** start of DATA **

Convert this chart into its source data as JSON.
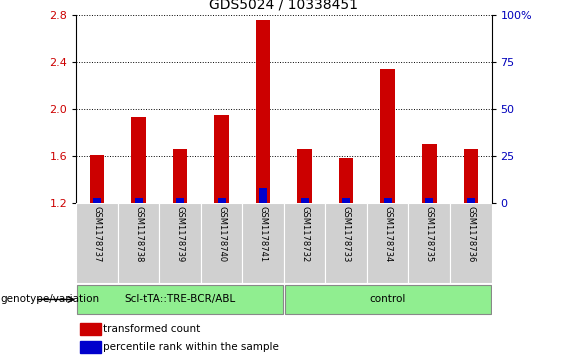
{
  "title": "GDS5024 / 10338451",
  "samples": [
    "GSM1178737",
    "GSM1178738",
    "GSM1178739",
    "GSM1178740",
    "GSM1178741",
    "GSM1178732",
    "GSM1178733",
    "GSM1178734",
    "GSM1178735",
    "GSM1178736"
  ],
  "transformed_counts": [
    1.61,
    1.93,
    1.66,
    1.95,
    2.75,
    1.66,
    1.58,
    2.34,
    1.7,
    1.66
  ],
  "percentile_ranks": [
    3,
    3,
    3,
    3,
    8,
    3,
    3,
    3,
    3,
    3
  ],
  "groups": [
    {
      "label": "Scl-tTA::TRE-BCR/ABL",
      "start": 0,
      "end": 5
    },
    {
      "label": "control",
      "start": 5,
      "end": 10
    }
  ],
  "ylim": [
    1.2,
    2.8
  ],
  "yticks_left": [
    1.2,
    1.6,
    2.0,
    2.4,
    2.8
  ],
  "yticks_right": [
    0,
    25,
    50,
    75,
    100
  ],
  "bar_color": "#cc0000",
  "percentile_color": "#0000cc",
  "bar_width": 0.35,
  "sample_box_color": "#d0d0d0",
  "group_box_color": "#90EE90",
  "plot_bg": "#ffffff",
  "title_fontsize": 10,
  "label_fontsize": 7,
  "legend_items": [
    {
      "label": "transformed count",
      "color": "#cc0000"
    },
    {
      "label": "percentile rank within the sample",
      "color": "#0000cc"
    }
  ],
  "genotype_label": "genotype/variation",
  "ylabel_left_color": "#cc0000",
  "ylabel_right_color": "#0000bb",
  "base_value": 1.2,
  "percentile_scale_range": 1.6
}
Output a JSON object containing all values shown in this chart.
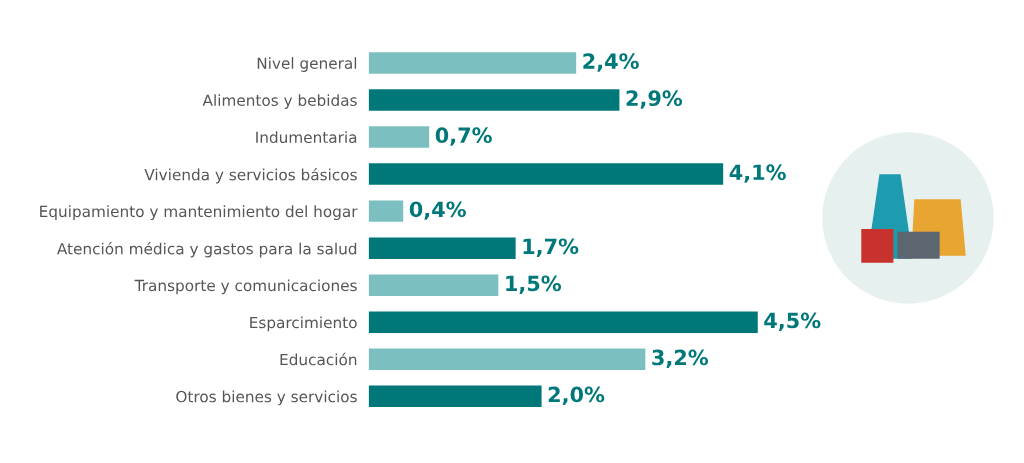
{
  "chart_data": {
    "type": "bar",
    "orientation": "horizontal",
    "categories": [
      "Nivel general",
      "Alimentos y bebidas",
      "Indumentaria",
      "Vivienda y servicios básicos",
      "Equipamiento y mantenimiento del hogar",
      "Atención médica y gastos para la salud",
      "Transporte y comunicaciones",
      "Esparcimiento",
      "Educación",
      "Otros bienes y servicios"
    ],
    "values": [
      2.4,
      2.9,
      0.7,
      4.1,
      0.4,
      1.7,
      1.5,
      4.5,
      3.2,
      2.0
    ],
    "colors": [
      "#7bbfc0",
      "#00787a",
      "#7bbfc0",
      "#00787a",
      "#7bbfc0",
      "#00787a",
      "#7bbfc0",
      "#00787a",
      "#7bbfc0",
      "#00787a"
    ],
    "value_labels": [
      "2,4%",
      "2,9%",
      "0,7%",
      "4,1%",
      "0,4%",
      "1,7%",
      "1,5%",
      "4,5%",
      "3,2%",
      "2,0%"
    ],
    "grid": false
  }
}
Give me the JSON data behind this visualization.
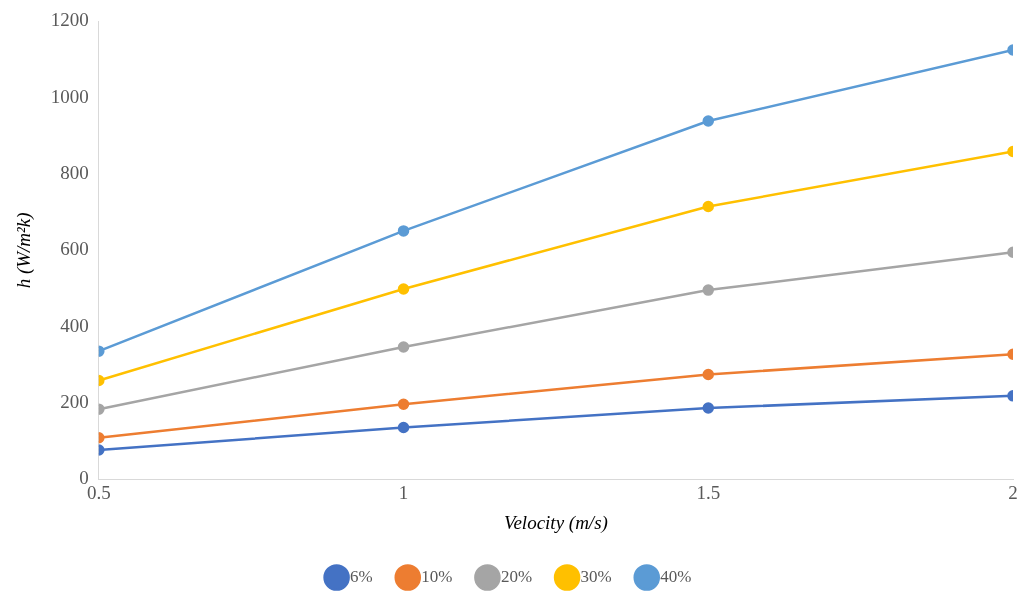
{
  "chart_data": {
    "type": "line",
    "x": [
      0.5,
      1,
      1.5,
      2
    ],
    "xlabel": "Velocity (m/s)",
    "ylabel": "h (W/m²k)",
    "xlim": [
      0.5,
      2
    ],
    "xticks": [
      0.5,
      1,
      1.5,
      2
    ],
    "ylim": [
      0,
      1200
    ],
    "yticks": [
      0,
      200,
      400,
      600,
      800,
      1000,
      1200
    ],
    "grid": false,
    "legend": "bottom",
    "marker": "circle",
    "line_style": "solid",
    "series": [
      {
        "name": "6%",
        "color": "#4472c4",
        "values": [
          77,
          136,
          187,
          219
        ]
      },
      {
        "name": "10%",
        "color": "#ed7d31",
        "values": [
          109,
          197,
          275,
          328
        ]
      },
      {
        "name": "20%",
        "color": "#a5a5a5",
        "values": [
          184,
          347,
          496,
          595
        ]
      },
      {
        "name": "30%",
        "color": "#ffc000",
        "values": [
          259,
          499,
          715,
          859
        ]
      },
      {
        "name": "40%",
        "color": "#5b9bd5",
        "values": [
          336,
          651,
          939,
          1125
        ]
      }
    ]
  }
}
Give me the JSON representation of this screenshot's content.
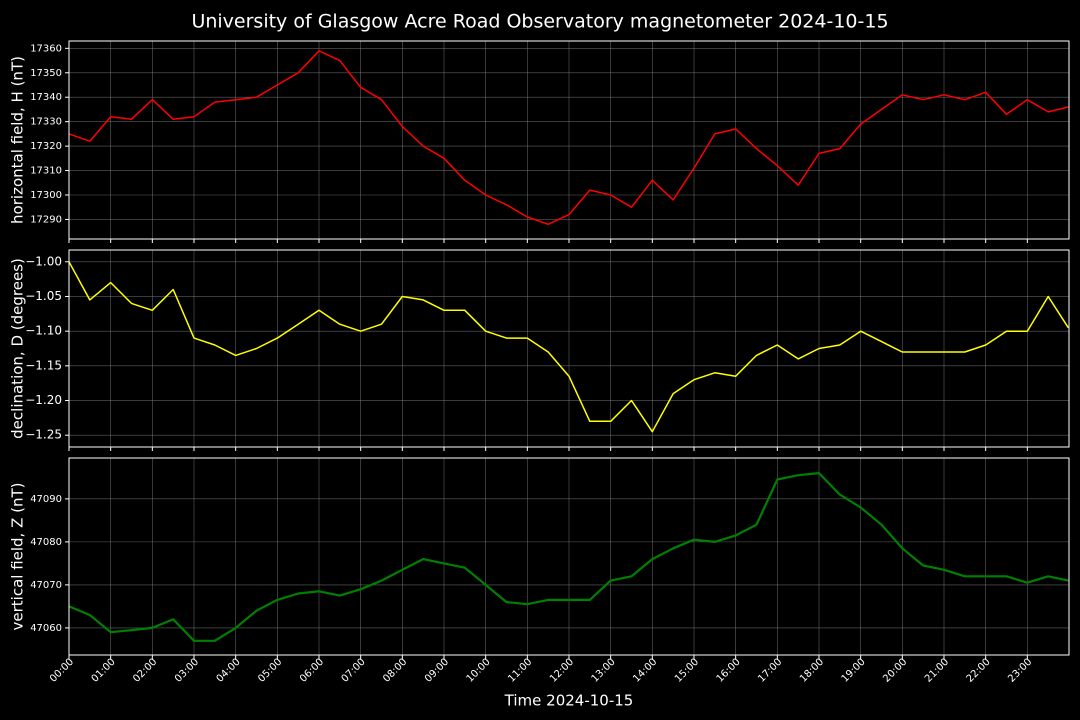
{
  "chart_data": [
    {
      "type": "line",
      "title": "University of Glasgow Acre Road Observatory magnetometer 2024-10-15",
      "ylabel": "horizontal field, H (nT)",
      "x": [
        "00:00",
        "00:30",
        "01:00",
        "01:30",
        "02:00",
        "02:30",
        "03:00",
        "03:30",
        "04:00",
        "04:30",
        "05:00",
        "05:30",
        "06:00",
        "06:30",
        "07:00",
        "07:30",
        "08:00",
        "08:30",
        "09:00",
        "09:30",
        "10:00",
        "10:30",
        "11:00",
        "11:30",
        "12:00",
        "12:30",
        "13:00",
        "13:30",
        "14:00",
        "14:30",
        "15:00",
        "15:30",
        "16:00",
        "16:30",
        "17:00",
        "17:30",
        "18:00",
        "18:30",
        "19:00",
        "19:30",
        "20:00",
        "20:30",
        "21:00",
        "21:30",
        "22:00",
        "22:30",
        "23:00",
        "23:30",
        "23:59"
      ],
      "series": [
        {
          "name": "H",
          "color": "#ff0000",
          "values": [
            17325,
            17322,
            17332,
            17331,
            17339,
            17331,
            17332,
            17338,
            17339,
            17340,
            17345,
            17350,
            17359,
            17355,
            17344,
            17339,
            17328,
            17320,
            17315,
            17306,
            17300,
            17296,
            17291,
            17288,
            17292,
            17302,
            17300,
            17295,
            17306,
            17298,
            17311,
            17325,
            17327,
            17319,
            17312,
            17304,
            17317,
            17319,
            17329,
            17335,
            17341,
            17339,
            17341,
            17339,
            17342,
            17333,
            17339,
            17334,
            17336
          ]
        }
      ],
      "xlim": [
        "00:00",
        "24:00"
      ],
      "xticks": [
        "00:00",
        "01:00",
        "02:00",
        "03:00",
        "04:00",
        "05:00",
        "06:00",
        "07:00",
        "08:00",
        "09:00",
        "10:00",
        "11:00",
        "12:00",
        "13:00",
        "14:00",
        "15:00",
        "16:00",
        "17:00",
        "18:00",
        "19:00",
        "20:00",
        "21:00",
        "22:00",
        "23:00"
      ],
      "ylim": [
        17282,
        17363
      ],
      "yticks": [
        17290,
        17300,
        17310,
        17320,
        17330,
        17340,
        17350,
        17360
      ],
      "grid": true
    },
    {
      "type": "line",
      "ylabel": "declination, D (degrees)",
      "x": [
        "00:00",
        "00:30",
        "01:00",
        "01:30",
        "02:00",
        "02:30",
        "03:00",
        "03:30",
        "04:00",
        "04:30",
        "05:00",
        "05:30",
        "06:00",
        "06:30",
        "07:00",
        "07:30",
        "08:00",
        "08:30",
        "09:00",
        "09:30",
        "10:00",
        "10:30",
        "11:00",
        "11:30",
        "12:00",
        "12:30",
        "13:00",
        "13:30",
        "14:00",
        "14:30",
        "15:00",
        "15:30",
        "16:00",
        "16:30",
        "17:00",
        "17:30",
        "18:00",
        "18:30",
        "19:00",
        "19:30",
        "20:00",
        "20:30",
        "21:00",
        "21:30",
        "22:00",
        "22:30",
        "23:00",
        "23:30",
        "23:59"
      ],
      "series": [
        {
          "name": "D",
          "color": "#ffff00",
          "values": [
            -1.0,
            -1.055,
            -1.03,
            -1.06,
            -1.07,
            -1.04,
            -1.11,
            -1.12,
            -1.135,
            -1.125,
            -1.11,
            -1.09,
            -1.07,
            -1.09,
            -1.1,
            -1.09,
            -1.05,
            -1.055,
            -1.07,
            -1.07,
            -1.1,
            -1.11,
            -1.11,
            -1.13,
            -1.165,
            -1.23,
            -1.23,
            -1.2,
            -1.245,
            -1.19,
            -1.17,
            -1.16,
            -1.165,
            -1.135,
            -1.12,
            -1.14,
            -1.125,
            -1.12,
            -1.1,
            -1.115,
            -1.13,
            -1.13,
            -1.13,
            -1.13,
            -1.12,
            -1.1,
            -1.1,
            -1.05,
            -1.095
          ]
        }
      ],
      "xlim": [
        "00:00",
        "24:00"
      ],
      "xticks": [
        "00:00",
        "01:00",
        "02:00",
        "03:00",
        "04:00",
        "05:00",
        "06:00",
        "07:00",
        "08:00",
        "09:00",
        "10:00",
        "11:00",
        "12:00",
        "13:00",
        "14:00",
        "15:00",
        "16:00",
        "17:00",
        "18:00",
        "19:00",
        "20:00",
        "21:00",
        "22:00",
        "23:00"
      ],
      "ylim": [
        -1.267,
        -0.983
      ],
      "yticks": [
        {
          "value": -1.25,
          "label": "−1.25"
        },
        {
          "value": -1.2,
          "label": "−1.20"
        },
        {
          "value": -1.15,
          "label": "−1.15"
        },
        {
          "value": -1.1,
          "label": "−1.10"
        },
        {
          "value": -1.05,
          "label": "−1.05"
        },
        {
          "value": -1.0,
          "label": "−1.00"
        }
      ],
      "grid": true
    },
    {
      "type": "line",
      "ylabel": "vertical field, Z (nT)",
      "xlabel": "Time 2024-10-15",
      "x": [
        "00:00",
        "00:30",
        "01:00",
        "01:30",
        "02:00",
        "02:30",
        "03:00",
        "03:30",
        "04:00",
        "04:30",
        "05:00",
        "05:30",
        "06:00",
        "06:30",
        "07:00",
        "07:30",
        "08:00",
        "08:30",
        "09:00",
        "09:30",
        "10:00",
        "10:30",
        "11:00",
        "11:30",
        "12:00",
        "12:30",
        "13:00",
        "13:30",
        "14:00",
        "14:30",
        "15:00",
        "15:30",
        "16:00",
        "16:30",
        "17:00",
        "17:30",
        "18:00",
        "18:30",
        "19:00",
        "19:30",
        "20:00",
        "20:30",
        "21:00",
        "21:30",
        "22:00",
        "22:30",
        "23:00",
        "23:30",
        "23:59"
      ],
      "series": [
        {
          "name": "Z",
          "color": "#008000",
          "values": [
            47065,
            47063,
            47059,
            47059.5,
            47060,
            47062,
            47057,
            47057,
            47060,
            47064,
            47066.5,
            47068,
            47068.5,
            47067.5,
            47069,
            47071,
            47073.5,
            47076,
            47075,
            47074,
            47070,
            47066,
            47065.5,
            47066.5,
            47066.5,
            47066.5,
            47071,
            47072,
            47076,
            47078.5,
            47080.5,
            47080,
            47081.5,
            47084,
            47094.5,
            47095.5,
            47096,
            47091,
            47088,
            47084,
            47078.5,
            47074.5,
            47073.5,
            47072,
            47072,
            47072,
            47070.5,
            47072,
            47071
          ]
        }
      ],
      "xlim": [
        "00:00",
        "24:00"
      ],
      "xticks": [
        "00:00",
        "01:00",
        "02:00",
        "03:00",
        "04:00",
        "05:00",
        "06:00",
        "07:00",
        "08:00",
        "09:00",
        "10:00",
        "11:00",
        "12:00",
        "13:00",
        "14:00",
        "15:00",
        "16:00",
        "17:00",
        "18:00",
        "19:00",
        "20:00",
        "21:00",
        "22:00",
        "23:00"
      ],
      "ylim": [
        47053.7,
        47099.5
      ],
      "yticks": [
        47060,
        47070,
        47080,
        47090
      ],
      "grid": true
    }
  ]
}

** end of DATA **

**WORK INSTRUCTIONS**
What is the number of lines in this listing that contain the word "field"? Answer with that number and nothing else.

**COMPLETE OUTPUT**
2